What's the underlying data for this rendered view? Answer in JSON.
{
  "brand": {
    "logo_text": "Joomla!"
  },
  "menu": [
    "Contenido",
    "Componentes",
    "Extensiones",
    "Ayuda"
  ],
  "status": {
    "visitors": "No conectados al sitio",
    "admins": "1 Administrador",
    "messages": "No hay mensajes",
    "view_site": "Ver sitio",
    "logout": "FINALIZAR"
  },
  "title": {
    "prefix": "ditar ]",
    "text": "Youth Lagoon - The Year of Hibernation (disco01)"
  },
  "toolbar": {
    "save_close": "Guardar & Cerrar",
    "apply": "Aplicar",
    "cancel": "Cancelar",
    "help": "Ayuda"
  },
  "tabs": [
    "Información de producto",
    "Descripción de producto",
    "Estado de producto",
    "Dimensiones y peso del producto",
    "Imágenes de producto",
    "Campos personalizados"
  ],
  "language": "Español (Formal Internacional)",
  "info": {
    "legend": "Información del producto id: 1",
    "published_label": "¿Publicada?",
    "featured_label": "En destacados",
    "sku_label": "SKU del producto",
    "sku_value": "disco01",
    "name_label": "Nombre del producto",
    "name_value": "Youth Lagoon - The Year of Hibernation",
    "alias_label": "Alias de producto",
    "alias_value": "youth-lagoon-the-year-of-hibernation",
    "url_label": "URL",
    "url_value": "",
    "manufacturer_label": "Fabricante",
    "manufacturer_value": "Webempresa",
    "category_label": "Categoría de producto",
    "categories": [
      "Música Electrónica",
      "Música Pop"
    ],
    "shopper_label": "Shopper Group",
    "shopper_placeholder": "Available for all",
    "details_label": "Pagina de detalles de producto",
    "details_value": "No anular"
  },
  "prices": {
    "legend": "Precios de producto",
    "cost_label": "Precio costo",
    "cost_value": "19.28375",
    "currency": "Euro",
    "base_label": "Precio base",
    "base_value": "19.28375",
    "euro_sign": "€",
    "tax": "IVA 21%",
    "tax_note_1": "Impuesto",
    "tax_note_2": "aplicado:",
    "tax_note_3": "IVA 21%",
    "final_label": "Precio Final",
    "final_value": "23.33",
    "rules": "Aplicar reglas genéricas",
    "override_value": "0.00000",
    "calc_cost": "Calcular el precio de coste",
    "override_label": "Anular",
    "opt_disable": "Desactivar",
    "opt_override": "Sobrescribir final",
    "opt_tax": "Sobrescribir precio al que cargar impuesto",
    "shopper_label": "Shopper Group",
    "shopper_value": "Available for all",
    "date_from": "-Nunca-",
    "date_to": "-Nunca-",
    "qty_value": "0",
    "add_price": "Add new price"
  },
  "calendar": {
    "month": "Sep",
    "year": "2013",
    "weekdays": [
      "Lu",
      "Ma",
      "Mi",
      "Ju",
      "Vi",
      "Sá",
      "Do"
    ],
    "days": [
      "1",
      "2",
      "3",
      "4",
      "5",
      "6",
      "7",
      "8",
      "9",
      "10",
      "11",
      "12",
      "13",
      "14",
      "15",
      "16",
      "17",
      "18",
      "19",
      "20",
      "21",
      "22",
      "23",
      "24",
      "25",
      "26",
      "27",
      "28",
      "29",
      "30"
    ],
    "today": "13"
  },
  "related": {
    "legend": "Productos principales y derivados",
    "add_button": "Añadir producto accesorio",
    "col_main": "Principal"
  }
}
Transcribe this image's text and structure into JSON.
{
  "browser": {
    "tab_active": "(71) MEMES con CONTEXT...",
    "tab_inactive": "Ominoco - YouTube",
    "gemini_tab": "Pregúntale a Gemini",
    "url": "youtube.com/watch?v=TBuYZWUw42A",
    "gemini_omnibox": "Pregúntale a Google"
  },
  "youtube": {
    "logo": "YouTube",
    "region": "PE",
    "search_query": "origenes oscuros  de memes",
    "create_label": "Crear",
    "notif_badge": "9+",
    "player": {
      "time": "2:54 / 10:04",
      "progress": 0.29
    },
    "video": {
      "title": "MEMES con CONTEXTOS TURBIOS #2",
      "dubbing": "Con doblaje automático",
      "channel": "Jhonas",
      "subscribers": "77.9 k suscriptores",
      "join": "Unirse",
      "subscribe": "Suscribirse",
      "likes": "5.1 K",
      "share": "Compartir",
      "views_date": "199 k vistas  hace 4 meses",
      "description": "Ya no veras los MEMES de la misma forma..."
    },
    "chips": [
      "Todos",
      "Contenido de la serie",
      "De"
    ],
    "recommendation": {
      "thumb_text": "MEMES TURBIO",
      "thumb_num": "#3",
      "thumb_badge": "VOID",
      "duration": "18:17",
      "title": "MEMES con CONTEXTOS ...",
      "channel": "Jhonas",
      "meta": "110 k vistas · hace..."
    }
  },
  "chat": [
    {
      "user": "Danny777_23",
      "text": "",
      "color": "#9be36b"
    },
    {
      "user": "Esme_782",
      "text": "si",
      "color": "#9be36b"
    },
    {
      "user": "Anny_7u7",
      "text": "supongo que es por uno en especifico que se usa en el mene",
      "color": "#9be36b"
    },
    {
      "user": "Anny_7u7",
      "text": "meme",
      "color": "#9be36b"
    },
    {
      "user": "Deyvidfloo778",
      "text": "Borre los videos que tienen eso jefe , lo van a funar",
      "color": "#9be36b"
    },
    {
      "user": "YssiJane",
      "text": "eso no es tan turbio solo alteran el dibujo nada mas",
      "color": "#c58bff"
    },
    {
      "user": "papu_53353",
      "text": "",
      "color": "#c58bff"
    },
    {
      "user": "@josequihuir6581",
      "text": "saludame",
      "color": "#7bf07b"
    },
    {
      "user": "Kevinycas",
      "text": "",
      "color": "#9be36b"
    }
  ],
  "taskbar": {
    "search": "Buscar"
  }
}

----------------------------------------

■ **ASSIGNMENT**: Set out every line from the material that contains the string "legend".

■ **RESULT OF THE EXERCISE**:
    "legend": "Información del producto id: 1",
    "legend": "Precios de producto",
    "legend": "Productos principales y derivados",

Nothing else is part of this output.